=== Required work ===
How many lines of these entries hold the string "JSON"? Answer with the number alone.

=== Dataset records ===

★ ★ ★ ★ ★

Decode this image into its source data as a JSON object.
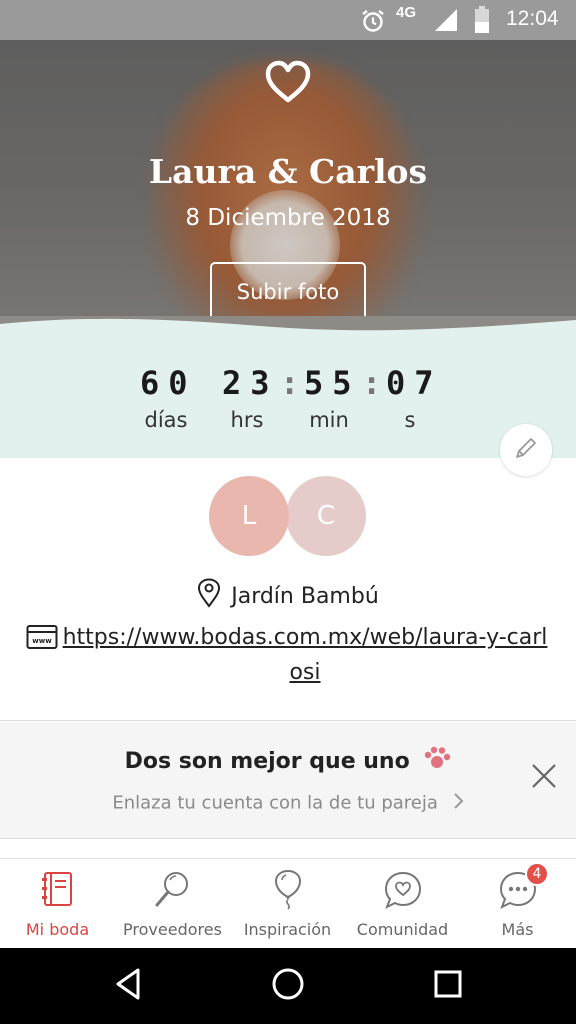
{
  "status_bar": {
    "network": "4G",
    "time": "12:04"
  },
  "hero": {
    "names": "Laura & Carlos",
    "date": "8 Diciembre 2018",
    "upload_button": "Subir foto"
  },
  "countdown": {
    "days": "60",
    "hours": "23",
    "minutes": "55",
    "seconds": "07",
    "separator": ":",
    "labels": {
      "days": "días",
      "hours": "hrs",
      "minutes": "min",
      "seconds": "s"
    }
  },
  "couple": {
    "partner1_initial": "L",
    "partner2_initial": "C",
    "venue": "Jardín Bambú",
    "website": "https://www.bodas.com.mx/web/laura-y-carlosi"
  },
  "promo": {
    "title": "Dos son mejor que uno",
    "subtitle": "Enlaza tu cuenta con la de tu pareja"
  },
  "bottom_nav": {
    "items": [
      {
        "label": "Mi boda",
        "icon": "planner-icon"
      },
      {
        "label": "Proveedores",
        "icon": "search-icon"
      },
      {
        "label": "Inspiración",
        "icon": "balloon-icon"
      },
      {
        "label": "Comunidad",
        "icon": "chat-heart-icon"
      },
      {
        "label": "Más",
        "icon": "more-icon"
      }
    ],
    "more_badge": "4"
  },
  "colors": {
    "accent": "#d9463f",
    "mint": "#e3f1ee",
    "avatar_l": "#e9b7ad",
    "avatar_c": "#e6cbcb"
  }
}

★ ★ ★ ★ ★

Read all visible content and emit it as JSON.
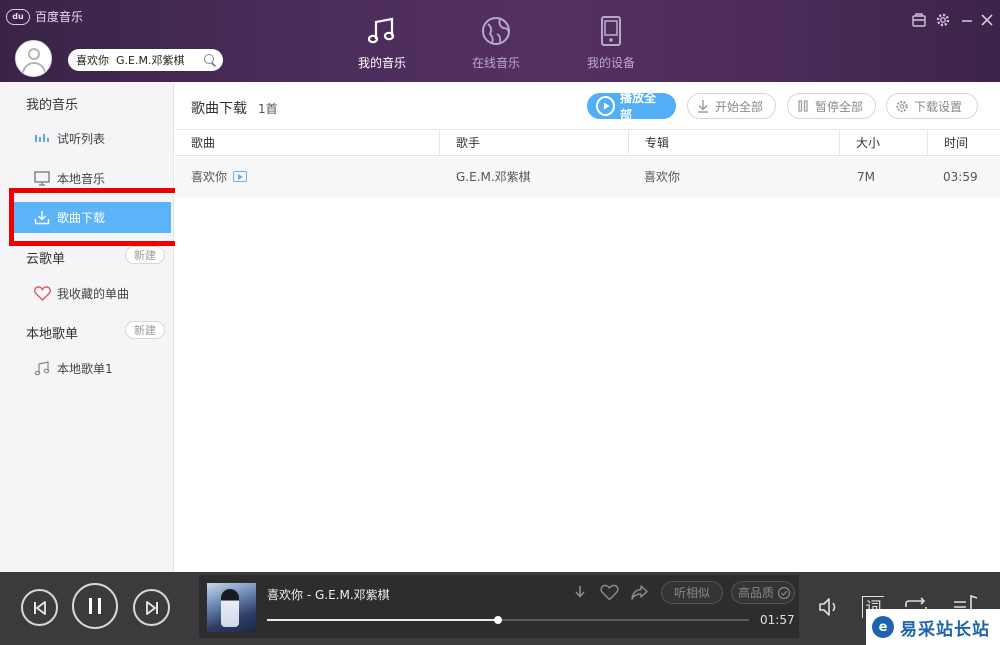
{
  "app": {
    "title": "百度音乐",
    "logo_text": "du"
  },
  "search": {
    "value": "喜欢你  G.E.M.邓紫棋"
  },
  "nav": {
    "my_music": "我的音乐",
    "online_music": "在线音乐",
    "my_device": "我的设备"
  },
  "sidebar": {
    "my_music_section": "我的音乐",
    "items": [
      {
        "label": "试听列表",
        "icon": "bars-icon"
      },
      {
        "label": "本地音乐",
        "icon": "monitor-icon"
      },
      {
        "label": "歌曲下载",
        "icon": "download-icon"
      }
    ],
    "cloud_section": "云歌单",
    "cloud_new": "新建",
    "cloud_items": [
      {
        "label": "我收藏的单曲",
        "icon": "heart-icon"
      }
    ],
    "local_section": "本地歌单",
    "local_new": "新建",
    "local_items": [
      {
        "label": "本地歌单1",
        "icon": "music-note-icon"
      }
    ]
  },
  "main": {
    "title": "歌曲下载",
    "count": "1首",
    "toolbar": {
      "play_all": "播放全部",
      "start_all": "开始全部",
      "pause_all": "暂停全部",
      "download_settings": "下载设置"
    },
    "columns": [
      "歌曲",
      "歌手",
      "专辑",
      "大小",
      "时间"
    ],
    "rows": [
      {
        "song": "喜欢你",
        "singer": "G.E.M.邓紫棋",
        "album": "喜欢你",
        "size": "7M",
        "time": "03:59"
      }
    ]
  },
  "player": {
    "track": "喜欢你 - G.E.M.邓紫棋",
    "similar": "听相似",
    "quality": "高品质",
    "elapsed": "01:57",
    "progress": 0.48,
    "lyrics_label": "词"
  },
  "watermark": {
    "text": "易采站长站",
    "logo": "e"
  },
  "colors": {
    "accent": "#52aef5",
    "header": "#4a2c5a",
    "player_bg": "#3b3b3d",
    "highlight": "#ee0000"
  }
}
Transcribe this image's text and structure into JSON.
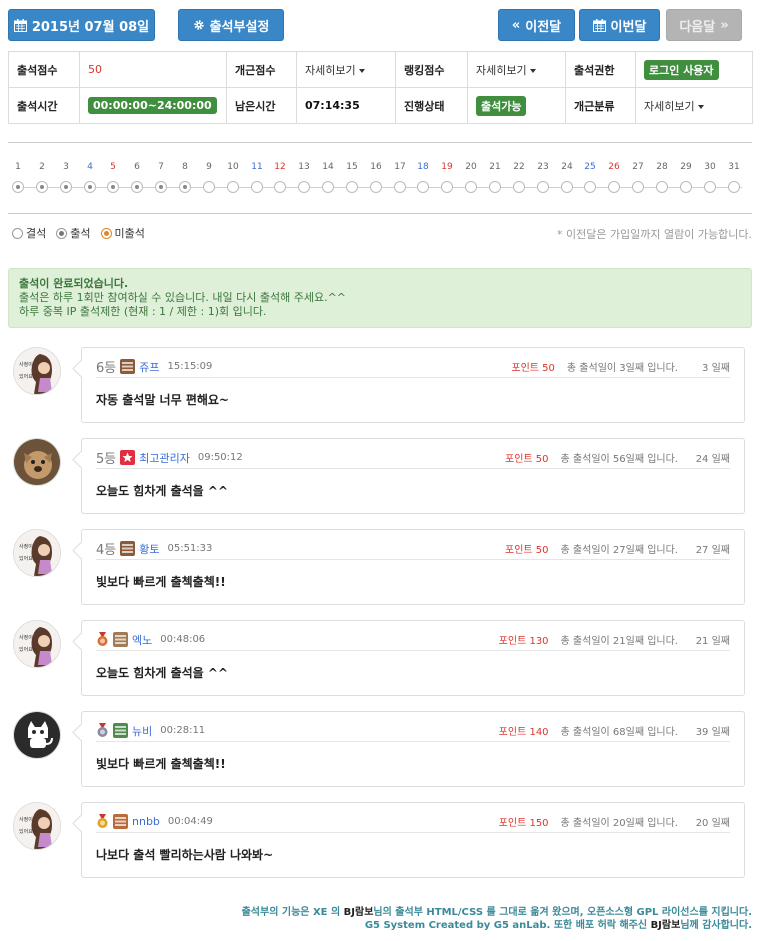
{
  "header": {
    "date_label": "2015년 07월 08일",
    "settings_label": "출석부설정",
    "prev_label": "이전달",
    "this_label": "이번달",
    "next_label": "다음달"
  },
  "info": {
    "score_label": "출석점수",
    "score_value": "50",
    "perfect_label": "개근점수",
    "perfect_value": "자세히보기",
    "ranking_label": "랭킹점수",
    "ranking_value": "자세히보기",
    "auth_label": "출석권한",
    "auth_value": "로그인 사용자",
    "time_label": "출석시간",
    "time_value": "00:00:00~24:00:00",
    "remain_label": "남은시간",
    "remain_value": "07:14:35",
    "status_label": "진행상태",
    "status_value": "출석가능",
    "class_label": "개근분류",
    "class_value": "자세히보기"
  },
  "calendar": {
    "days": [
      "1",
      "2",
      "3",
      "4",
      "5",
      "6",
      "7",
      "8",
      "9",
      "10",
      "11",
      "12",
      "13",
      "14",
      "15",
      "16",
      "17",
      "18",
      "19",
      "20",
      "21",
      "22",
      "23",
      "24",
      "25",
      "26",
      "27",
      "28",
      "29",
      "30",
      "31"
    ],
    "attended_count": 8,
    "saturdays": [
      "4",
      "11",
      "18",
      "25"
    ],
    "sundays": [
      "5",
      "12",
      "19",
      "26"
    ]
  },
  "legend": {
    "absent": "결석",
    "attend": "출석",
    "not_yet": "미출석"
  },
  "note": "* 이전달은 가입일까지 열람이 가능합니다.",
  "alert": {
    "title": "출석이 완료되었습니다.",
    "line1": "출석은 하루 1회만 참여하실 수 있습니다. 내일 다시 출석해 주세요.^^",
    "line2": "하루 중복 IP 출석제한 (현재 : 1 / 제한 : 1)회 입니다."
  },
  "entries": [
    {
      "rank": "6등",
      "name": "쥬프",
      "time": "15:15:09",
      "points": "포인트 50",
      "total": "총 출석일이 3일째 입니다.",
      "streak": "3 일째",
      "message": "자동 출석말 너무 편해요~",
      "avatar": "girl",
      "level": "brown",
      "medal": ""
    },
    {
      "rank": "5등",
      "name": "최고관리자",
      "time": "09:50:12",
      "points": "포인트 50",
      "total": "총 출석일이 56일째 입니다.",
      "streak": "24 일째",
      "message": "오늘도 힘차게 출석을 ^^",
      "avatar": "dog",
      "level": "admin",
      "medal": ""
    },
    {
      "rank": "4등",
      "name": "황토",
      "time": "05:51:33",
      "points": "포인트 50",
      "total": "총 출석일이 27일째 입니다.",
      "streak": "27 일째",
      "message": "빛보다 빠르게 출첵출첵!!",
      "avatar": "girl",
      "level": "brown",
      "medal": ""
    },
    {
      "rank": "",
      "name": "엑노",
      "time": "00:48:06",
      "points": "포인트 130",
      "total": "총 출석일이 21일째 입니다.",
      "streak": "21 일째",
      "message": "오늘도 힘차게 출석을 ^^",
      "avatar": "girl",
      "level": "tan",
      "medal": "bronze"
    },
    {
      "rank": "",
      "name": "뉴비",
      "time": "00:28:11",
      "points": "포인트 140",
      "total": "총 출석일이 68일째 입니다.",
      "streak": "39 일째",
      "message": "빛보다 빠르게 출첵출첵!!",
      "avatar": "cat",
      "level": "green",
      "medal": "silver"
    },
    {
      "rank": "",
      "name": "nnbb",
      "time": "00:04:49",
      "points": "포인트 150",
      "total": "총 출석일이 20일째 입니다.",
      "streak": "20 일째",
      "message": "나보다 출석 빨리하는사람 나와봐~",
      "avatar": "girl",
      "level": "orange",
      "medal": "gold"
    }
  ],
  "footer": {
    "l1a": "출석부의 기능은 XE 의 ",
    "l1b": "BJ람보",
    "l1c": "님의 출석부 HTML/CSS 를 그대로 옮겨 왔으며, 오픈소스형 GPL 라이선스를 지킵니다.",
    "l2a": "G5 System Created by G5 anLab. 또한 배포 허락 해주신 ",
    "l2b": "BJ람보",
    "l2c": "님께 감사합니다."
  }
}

★ ★ ★ ★ ★

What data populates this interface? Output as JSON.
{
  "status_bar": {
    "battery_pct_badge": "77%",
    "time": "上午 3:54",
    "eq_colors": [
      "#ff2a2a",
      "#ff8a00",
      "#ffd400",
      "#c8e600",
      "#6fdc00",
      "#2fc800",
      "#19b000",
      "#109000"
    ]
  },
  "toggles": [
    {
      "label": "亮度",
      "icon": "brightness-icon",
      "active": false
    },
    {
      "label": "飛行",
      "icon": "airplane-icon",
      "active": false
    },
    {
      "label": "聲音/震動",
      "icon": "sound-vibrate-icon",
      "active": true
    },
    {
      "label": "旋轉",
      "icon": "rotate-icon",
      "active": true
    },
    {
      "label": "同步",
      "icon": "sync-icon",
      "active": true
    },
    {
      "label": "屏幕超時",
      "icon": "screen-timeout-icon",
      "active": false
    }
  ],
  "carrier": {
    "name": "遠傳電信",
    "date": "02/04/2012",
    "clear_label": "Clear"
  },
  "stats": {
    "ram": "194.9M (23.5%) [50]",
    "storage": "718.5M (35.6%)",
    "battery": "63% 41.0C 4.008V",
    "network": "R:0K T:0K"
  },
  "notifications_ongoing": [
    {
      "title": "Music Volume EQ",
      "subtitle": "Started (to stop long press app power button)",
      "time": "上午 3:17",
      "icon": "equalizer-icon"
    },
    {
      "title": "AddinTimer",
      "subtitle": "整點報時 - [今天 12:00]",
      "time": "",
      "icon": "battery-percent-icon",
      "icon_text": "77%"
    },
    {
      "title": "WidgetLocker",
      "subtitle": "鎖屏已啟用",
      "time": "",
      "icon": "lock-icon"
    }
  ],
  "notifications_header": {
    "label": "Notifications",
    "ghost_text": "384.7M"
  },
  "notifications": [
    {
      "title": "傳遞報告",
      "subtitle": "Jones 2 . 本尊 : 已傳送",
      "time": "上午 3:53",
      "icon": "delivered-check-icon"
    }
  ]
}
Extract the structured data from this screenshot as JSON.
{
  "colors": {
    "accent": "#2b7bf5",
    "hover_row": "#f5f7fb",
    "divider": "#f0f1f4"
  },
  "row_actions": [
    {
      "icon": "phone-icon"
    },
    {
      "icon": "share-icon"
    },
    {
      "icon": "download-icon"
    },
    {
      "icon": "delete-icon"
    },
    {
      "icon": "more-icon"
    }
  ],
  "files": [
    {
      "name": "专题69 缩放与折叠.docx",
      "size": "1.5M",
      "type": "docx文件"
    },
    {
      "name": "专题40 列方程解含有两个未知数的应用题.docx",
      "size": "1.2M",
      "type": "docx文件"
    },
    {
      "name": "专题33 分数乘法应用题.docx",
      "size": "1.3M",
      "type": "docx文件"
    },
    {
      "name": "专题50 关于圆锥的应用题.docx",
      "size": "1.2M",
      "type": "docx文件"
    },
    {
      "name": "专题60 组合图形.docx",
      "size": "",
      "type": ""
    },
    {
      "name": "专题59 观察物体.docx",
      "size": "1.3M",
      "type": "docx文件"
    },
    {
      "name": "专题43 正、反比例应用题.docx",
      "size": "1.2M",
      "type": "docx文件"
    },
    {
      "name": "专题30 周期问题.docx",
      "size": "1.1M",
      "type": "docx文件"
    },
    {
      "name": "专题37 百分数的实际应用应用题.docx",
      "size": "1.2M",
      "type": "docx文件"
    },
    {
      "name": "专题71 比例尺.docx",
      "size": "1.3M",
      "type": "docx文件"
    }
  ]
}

★ ★ ★ ★ ★

=== Response to the task ===
5